> Task details
Keep only the lines of the listing that include the word "JSON", and copy them.

[Extracts from a graphics dataset]
•••
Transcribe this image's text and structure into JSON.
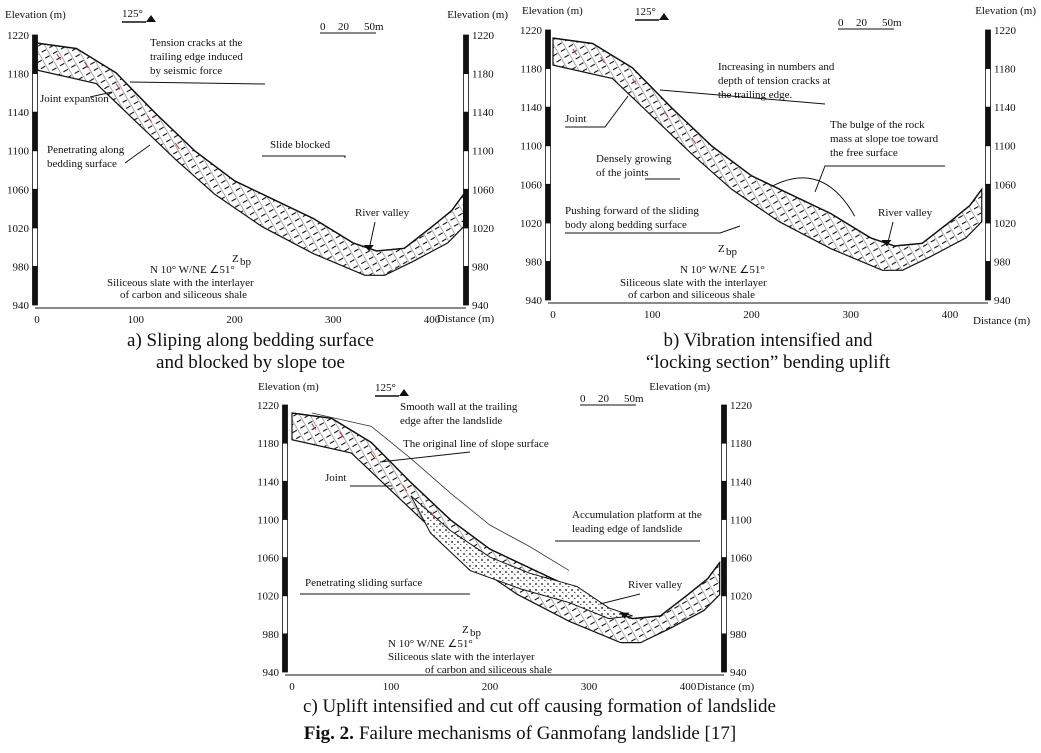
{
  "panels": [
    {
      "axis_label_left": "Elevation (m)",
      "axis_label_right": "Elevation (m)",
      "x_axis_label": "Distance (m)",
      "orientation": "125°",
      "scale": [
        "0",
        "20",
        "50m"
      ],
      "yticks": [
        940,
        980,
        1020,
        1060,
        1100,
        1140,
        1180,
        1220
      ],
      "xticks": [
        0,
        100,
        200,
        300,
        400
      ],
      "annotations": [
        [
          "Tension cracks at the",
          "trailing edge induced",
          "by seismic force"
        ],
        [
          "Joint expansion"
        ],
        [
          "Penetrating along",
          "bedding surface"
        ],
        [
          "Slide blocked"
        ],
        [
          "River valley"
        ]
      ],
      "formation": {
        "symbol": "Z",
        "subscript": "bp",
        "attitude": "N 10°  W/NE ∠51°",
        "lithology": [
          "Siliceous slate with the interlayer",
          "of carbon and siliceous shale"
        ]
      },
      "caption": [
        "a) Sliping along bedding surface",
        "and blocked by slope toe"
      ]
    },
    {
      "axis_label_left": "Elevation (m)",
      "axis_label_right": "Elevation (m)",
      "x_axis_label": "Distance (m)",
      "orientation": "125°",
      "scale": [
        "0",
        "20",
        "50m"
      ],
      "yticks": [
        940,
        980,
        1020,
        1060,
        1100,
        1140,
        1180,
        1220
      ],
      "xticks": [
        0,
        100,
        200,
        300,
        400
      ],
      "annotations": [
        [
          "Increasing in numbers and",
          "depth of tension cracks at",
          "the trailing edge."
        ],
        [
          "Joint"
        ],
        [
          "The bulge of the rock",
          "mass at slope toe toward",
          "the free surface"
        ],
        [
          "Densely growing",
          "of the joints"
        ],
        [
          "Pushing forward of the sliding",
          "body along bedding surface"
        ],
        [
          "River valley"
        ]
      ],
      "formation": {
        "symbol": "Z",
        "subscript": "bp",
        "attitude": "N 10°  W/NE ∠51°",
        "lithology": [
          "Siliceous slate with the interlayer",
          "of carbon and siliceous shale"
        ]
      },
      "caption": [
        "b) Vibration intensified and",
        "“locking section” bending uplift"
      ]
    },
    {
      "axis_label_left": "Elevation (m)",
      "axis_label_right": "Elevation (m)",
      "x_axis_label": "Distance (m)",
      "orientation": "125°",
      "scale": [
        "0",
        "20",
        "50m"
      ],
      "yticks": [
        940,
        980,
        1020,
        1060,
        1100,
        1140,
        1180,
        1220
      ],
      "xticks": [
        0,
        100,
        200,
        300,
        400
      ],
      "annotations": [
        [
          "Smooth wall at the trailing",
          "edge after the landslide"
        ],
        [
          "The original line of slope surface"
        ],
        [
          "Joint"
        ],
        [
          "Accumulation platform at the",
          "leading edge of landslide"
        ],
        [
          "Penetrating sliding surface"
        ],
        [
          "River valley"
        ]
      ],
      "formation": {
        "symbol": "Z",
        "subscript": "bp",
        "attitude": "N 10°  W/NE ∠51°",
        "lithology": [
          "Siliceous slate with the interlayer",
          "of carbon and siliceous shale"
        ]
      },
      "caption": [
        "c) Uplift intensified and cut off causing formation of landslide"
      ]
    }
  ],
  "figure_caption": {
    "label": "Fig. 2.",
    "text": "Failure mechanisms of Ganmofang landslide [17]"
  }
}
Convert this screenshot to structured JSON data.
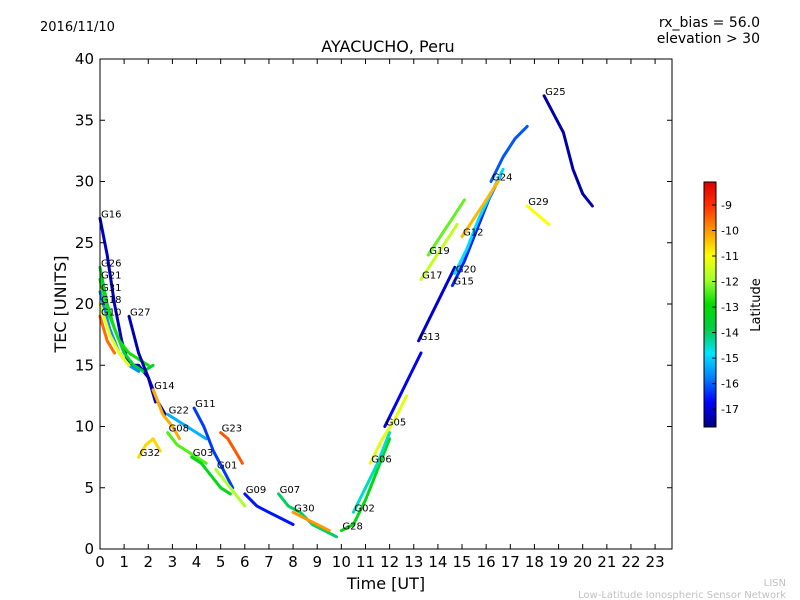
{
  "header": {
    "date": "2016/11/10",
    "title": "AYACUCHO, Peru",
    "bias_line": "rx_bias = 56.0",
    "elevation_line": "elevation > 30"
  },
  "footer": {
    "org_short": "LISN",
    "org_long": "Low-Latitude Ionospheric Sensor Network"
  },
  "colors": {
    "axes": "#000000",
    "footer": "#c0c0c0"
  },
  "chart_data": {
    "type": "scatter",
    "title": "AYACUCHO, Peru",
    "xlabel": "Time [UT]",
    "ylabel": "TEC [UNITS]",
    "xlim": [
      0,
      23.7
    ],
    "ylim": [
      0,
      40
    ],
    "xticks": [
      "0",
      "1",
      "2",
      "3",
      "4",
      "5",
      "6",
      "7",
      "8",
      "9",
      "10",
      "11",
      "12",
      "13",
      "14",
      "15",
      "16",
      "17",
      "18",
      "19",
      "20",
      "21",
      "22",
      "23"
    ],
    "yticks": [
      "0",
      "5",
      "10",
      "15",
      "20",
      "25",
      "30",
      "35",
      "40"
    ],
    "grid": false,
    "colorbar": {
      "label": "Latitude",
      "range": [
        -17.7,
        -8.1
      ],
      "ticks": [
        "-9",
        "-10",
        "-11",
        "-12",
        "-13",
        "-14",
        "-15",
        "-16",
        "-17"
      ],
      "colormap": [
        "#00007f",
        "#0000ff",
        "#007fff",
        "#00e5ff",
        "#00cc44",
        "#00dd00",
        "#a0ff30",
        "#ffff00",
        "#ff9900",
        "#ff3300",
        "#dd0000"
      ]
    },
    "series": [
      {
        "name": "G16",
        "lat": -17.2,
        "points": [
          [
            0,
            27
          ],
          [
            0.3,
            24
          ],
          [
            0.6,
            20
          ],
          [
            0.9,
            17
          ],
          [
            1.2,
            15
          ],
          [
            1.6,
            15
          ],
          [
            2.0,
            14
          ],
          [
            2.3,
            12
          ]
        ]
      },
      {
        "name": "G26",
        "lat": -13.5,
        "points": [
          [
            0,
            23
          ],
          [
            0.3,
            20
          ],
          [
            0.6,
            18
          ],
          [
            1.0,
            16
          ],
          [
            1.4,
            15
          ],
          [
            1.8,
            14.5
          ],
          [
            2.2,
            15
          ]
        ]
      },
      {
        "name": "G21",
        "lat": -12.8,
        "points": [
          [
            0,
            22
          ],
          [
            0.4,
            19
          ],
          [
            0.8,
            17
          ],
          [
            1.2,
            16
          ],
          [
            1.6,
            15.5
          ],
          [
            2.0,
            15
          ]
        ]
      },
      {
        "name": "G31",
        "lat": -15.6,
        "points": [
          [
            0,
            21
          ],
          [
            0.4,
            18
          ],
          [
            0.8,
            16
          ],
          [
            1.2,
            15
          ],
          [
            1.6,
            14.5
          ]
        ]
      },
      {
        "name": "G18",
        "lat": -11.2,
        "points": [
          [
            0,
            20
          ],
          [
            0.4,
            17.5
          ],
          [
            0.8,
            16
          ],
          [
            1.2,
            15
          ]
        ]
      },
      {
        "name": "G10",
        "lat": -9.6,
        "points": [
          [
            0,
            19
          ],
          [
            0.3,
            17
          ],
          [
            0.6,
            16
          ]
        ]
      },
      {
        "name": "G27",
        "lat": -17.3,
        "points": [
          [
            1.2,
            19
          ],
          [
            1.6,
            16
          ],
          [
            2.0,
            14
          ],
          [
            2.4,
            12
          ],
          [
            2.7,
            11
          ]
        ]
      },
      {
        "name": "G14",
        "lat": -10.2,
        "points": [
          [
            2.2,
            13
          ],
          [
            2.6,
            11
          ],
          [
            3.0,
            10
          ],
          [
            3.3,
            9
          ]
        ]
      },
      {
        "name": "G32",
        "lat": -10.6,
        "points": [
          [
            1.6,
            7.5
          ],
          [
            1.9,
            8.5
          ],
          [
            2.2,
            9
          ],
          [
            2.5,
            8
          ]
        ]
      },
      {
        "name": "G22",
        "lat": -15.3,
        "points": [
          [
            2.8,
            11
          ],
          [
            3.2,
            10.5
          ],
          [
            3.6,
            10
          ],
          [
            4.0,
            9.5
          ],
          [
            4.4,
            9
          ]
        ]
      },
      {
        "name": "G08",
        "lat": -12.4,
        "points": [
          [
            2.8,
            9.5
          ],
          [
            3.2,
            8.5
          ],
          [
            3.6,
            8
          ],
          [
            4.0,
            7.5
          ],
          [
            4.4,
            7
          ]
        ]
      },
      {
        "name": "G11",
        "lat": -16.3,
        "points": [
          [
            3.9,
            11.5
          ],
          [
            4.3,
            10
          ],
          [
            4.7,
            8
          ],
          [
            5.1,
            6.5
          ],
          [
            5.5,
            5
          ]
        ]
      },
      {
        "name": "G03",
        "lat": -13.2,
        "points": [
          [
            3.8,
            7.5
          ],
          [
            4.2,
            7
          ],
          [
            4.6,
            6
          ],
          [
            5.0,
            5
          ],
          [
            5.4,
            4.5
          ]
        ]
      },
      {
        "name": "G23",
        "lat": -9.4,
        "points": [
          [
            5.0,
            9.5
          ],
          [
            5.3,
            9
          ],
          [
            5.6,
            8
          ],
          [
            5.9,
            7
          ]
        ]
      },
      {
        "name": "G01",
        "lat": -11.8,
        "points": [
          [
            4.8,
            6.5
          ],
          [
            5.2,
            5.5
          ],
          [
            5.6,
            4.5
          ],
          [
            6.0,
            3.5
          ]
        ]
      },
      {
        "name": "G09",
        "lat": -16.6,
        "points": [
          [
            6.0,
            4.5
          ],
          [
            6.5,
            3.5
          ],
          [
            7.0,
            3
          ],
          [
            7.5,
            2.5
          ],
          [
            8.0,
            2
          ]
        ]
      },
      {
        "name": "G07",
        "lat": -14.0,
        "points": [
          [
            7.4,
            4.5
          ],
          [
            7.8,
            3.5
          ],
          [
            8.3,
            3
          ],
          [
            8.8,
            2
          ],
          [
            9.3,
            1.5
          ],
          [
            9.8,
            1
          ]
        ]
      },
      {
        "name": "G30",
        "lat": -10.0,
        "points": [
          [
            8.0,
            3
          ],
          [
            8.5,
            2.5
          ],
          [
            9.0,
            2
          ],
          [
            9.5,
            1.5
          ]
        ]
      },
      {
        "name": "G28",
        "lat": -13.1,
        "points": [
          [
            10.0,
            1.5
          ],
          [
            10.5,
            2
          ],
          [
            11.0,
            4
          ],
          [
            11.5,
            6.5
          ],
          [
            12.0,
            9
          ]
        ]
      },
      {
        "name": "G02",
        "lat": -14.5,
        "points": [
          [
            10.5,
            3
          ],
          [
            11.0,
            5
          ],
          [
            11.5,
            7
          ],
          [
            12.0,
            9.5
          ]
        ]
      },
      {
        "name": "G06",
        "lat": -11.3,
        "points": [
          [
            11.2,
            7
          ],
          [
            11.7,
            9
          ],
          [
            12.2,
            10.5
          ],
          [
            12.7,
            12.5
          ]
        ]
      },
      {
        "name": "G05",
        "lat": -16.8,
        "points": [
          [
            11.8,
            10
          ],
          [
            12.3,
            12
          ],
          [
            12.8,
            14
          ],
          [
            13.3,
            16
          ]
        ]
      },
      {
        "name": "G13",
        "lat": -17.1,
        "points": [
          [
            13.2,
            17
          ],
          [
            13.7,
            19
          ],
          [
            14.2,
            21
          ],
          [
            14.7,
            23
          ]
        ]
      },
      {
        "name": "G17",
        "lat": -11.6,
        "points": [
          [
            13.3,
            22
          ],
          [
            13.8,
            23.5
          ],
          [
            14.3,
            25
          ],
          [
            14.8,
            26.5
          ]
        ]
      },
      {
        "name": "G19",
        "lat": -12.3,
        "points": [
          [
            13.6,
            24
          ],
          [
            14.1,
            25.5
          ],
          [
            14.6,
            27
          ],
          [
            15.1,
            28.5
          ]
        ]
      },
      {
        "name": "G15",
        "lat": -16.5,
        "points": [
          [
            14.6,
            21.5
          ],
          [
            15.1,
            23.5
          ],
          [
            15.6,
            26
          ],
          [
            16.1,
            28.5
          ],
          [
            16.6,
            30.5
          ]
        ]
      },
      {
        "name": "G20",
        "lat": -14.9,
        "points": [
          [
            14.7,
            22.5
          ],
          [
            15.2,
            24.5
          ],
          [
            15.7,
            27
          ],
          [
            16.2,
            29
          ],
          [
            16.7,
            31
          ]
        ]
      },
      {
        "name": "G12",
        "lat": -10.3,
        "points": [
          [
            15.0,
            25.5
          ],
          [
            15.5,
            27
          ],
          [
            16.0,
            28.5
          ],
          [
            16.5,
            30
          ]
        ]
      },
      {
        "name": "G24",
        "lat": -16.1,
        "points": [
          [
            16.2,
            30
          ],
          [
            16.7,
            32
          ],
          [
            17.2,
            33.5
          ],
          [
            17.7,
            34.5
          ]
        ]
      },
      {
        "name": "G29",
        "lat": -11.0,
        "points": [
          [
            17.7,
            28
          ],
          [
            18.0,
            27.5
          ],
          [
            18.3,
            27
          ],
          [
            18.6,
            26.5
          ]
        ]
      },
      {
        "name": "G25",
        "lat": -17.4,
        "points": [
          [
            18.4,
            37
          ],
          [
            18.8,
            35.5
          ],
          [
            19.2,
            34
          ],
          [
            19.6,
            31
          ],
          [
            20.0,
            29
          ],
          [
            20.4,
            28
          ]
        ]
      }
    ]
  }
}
•••
> Task solution
Transcribe this image's text and structure into JSON.
Convert this screenshot to structured JSON data.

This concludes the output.